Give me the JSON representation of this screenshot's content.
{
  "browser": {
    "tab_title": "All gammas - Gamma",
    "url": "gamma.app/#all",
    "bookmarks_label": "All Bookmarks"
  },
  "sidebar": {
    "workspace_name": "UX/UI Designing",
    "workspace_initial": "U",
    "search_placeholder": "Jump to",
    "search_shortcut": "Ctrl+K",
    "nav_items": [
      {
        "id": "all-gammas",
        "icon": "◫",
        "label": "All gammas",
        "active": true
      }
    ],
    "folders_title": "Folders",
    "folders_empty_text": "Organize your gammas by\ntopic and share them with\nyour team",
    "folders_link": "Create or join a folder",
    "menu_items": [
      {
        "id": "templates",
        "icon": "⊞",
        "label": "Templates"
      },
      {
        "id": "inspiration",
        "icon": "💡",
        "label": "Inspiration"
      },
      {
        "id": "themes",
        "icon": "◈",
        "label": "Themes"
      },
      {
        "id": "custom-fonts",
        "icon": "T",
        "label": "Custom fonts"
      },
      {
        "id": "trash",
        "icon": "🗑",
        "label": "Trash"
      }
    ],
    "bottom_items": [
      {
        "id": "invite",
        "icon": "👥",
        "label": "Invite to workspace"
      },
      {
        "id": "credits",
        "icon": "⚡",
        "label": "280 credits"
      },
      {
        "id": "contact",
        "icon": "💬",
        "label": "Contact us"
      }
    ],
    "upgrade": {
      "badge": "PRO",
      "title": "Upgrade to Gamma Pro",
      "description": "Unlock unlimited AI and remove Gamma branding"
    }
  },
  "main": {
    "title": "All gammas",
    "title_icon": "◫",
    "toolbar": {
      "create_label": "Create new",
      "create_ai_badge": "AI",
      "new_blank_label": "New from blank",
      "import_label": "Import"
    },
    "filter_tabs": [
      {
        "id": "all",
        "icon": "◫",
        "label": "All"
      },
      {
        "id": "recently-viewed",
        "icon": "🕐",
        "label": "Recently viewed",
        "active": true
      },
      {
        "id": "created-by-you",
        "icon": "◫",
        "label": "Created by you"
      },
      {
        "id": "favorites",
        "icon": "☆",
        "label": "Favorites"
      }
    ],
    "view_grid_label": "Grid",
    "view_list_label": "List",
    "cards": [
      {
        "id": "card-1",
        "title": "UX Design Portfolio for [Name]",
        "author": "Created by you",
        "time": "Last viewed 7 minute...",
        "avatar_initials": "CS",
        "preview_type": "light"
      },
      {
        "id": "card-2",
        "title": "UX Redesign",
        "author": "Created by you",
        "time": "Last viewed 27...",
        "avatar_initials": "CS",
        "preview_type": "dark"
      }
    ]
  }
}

· · ·

● Written task
How many lines of the data contain the word "time"? Answer with the number alone.

● Written solution
2